SET EXERCISE –
Exactly as given, repeat all of the entries.

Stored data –

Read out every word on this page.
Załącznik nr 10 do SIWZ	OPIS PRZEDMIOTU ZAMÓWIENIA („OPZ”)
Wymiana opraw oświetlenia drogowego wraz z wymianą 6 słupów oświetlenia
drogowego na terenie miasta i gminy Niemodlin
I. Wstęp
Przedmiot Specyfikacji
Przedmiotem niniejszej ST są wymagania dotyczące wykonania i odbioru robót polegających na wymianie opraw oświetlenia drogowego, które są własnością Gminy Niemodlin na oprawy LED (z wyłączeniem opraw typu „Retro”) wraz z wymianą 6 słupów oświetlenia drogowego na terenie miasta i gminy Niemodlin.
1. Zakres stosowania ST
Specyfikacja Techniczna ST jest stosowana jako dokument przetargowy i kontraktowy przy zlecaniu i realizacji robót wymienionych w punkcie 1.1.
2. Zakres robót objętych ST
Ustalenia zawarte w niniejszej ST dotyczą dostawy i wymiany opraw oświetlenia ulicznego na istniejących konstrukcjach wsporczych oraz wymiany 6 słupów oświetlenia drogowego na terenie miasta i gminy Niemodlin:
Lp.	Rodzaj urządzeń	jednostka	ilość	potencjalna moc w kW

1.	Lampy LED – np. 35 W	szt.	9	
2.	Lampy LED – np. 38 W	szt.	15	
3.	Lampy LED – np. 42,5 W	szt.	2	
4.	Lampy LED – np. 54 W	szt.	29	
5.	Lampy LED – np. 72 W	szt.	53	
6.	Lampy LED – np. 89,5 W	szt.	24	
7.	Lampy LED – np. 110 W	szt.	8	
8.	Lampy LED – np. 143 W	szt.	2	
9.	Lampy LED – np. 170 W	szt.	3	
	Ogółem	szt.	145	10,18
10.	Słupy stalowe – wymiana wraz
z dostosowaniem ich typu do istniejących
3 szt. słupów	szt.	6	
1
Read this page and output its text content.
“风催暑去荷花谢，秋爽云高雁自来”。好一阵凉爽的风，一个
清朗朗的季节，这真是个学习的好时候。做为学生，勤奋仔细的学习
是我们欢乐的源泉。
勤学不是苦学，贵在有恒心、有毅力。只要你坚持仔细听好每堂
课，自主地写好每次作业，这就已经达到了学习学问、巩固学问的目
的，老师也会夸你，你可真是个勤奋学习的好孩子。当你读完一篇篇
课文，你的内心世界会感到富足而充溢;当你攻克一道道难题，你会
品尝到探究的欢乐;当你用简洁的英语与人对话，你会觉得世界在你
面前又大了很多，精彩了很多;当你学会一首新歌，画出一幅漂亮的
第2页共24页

RESPONSE TO THE TASK –
Read out every word on this page.
Załącznik nr 10 do SIWZ	OPIS PRZEDMIOTU ZAMÓWIENIA („OPZ”)
Wymiana opraw oświetlenia drogowego wraz z wymianą 6 słupów oświetlenia
drogowego na terenie miasta i gminy Niemodlin
I. Wstęp
Przedmiot Specyfikacji
Przedmiotem niniejszej ST są wymagania dotyczące wykonania i odbioru robót polegających na wymianie opraw oświetlenia drogowego, które są własnością Gminy Niemodlin na oprawy LED (z wyłączeniem opraw typu „Retro”) wraz z wymianą 6 słupów oświetlenia drogowego na terenie miasta i gminy Niemodlin.
1. Zakres stosowania ST
Specyfikacja Techniczna ST jest stosowana jako dokument przetargowy i kontraktowy przy zlecaniu i realizacji robót wymienionych w punkcie 1.1.
2. Zakres robót objętych ST
Ustalenia zawarte w niniejszej ST dotyczą dostawy i wymiany opraw oświetlenia ulicznego na istniejących konstrukcjach wsporczych oraz wymiany 6 słupów oświetlenia drogowego na terenie miasta i gminy Niemodlin:
Lp.	Rodzaj urządzeń	jednostka	ilość	potencjalna moc w kW

1.	Lampy LED – np. 35 W	szt.	9	
2.	Lampy LED – np. 38 W	szt.	15	
3.	Lampy LED – np. 42,5 W	szt.	2	
4.	Lampy LED – np. 54 W	szt.	29	
5.	Lampy LED – np. 72 W	szt.	53	
6.	Lampy LED – np. 89,5 W	szt.	24	
7.	Lampy LED – np. 110 W	szt.	8	
8.	Lampy LED – np. 143 W	szt.	2	
9.	Lampy LED – np. 170 W	szt.	3	
	Ogółem	szt.	145	10,18
10.	Słupy stalowe – wymiana wraz
z dostosowaniem ich typu do istniejących
3 szt. słupów	szt.	6	
1
Read this page and output its text content.
“风催暑去荷花谢，秋爽云高雁自来”。好一阵凉爽的风，一个
清朗朗的季节，这真是个学习的好时候。做为学生，勤奋仔细的学习
是我们欢乐的源泉。
勤学不是苦学，贵在有恒心、有毅力。只要你坚持仔细听好每堂
课，自主地写好每次作业，这就已经达到了学习学问、巩固学问的目
的，老师也会夸你，你可真是个勤奋学习的好孩子。当你读完一篇篇
课文，你的内心世界会感到富足而充溢;当你攻克一道道难题，你会
品尝到探究的欢乐;当你用简洁的英语与人对话，你会觉得世界在你
面前又大了很多，精彩了很多;当你学会一首新歌，画出一幅漂亮的
第2页共24页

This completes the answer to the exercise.